Stored dataset items
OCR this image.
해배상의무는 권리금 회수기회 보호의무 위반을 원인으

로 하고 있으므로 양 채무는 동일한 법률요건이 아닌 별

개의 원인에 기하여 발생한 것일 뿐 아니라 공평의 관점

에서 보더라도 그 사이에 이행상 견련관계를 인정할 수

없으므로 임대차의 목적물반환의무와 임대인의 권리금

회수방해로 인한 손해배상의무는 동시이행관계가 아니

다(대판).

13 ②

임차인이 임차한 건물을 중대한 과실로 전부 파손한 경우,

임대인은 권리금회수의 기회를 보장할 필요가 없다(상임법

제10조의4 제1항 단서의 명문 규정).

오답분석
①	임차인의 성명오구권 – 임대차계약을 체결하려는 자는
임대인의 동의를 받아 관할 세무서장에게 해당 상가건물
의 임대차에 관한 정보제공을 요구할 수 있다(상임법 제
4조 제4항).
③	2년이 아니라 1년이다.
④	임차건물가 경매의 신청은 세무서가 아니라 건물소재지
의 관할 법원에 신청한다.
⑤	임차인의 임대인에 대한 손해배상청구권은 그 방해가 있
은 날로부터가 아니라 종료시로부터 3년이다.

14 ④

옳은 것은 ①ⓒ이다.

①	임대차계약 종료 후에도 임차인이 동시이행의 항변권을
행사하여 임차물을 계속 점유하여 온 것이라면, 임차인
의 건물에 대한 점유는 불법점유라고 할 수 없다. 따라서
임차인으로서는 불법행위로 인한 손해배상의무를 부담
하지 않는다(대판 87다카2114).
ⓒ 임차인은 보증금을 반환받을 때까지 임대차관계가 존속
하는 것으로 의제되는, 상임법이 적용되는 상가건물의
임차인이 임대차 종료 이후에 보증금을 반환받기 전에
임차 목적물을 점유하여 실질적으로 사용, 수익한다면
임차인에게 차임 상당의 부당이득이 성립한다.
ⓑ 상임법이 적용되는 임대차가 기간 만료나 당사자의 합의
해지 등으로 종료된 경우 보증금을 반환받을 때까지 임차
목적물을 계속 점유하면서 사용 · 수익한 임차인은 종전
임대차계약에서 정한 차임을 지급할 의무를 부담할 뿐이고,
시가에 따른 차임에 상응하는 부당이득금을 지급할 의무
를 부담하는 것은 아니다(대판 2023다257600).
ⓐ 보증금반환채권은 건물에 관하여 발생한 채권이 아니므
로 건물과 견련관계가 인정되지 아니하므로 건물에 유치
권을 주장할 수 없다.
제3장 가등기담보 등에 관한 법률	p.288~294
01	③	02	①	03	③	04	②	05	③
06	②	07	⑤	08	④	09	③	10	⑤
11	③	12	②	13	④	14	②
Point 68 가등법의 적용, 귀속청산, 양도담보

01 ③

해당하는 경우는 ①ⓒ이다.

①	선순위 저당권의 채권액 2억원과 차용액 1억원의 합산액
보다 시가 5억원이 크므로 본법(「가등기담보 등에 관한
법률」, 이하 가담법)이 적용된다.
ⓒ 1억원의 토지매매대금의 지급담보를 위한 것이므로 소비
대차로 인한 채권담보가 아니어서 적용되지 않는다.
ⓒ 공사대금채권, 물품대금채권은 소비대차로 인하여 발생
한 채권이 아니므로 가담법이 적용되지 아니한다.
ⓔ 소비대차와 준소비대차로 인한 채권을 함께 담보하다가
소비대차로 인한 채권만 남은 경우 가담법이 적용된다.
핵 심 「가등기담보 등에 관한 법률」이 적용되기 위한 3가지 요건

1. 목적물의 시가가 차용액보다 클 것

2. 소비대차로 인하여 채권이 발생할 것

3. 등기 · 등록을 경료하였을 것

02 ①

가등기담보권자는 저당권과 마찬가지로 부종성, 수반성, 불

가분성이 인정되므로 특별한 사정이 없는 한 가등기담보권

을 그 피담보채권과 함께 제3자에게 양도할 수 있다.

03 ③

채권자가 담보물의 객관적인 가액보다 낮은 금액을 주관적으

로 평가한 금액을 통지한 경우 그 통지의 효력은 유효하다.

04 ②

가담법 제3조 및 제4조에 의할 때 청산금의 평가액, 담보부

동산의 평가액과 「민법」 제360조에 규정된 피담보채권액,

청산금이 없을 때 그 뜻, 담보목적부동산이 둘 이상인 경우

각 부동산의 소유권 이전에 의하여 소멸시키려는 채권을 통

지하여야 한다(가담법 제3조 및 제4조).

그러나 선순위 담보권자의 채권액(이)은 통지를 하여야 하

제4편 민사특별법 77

• [EXERCISE DESCRIPTION] Identify all lines in the records above with the word "목적물을".

• [CORRECT ANSWER]
임차 목적물을 점유하여 실질적으로 사용, 수익한다면
목적물을 계속 점유하면서 사용 · 수익한 임차인은 종전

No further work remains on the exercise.